EXERCISE AIM: Go through the records and extract every line with the word "Servis".

DATA LISTING:
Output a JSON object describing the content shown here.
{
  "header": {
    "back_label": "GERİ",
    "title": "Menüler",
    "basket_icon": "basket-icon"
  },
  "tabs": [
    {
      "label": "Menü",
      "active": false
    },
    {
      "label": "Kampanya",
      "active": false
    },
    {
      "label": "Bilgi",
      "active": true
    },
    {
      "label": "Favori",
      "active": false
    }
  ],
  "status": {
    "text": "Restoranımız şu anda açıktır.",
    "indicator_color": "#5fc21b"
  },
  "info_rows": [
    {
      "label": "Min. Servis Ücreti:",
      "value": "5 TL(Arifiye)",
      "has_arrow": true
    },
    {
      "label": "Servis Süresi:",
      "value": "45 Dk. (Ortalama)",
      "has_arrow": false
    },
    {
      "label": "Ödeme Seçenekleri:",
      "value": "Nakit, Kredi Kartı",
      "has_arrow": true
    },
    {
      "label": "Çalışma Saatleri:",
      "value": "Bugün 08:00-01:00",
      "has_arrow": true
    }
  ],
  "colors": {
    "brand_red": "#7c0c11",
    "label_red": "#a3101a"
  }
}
...
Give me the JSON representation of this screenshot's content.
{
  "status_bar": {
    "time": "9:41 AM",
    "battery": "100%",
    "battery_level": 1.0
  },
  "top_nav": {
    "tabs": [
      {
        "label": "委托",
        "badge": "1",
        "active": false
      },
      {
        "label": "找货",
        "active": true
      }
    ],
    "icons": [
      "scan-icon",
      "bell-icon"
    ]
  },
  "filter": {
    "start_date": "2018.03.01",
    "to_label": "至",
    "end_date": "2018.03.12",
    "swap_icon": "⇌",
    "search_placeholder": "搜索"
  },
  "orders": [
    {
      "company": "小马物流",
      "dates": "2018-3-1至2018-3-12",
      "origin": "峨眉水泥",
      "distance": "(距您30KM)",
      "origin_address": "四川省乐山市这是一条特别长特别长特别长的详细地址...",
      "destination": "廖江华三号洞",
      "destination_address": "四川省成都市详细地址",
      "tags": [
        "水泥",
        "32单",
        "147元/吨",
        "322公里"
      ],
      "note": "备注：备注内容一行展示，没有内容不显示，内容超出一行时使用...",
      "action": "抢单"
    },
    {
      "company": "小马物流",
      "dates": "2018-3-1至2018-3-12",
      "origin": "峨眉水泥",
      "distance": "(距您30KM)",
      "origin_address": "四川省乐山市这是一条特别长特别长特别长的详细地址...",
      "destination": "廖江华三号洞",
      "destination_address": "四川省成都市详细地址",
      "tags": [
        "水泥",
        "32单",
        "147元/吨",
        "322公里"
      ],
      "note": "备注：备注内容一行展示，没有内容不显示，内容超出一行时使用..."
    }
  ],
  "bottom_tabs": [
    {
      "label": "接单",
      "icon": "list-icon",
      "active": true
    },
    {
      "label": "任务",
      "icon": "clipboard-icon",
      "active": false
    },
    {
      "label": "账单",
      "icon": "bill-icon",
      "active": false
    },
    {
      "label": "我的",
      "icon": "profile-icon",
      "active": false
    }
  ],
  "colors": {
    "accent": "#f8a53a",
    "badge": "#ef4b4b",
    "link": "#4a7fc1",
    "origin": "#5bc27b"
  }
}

OUTPUT FOR THIS EXERCISE:
      "label": "Min. Servis Ücreti:",
      "label": "Servis Süresi:",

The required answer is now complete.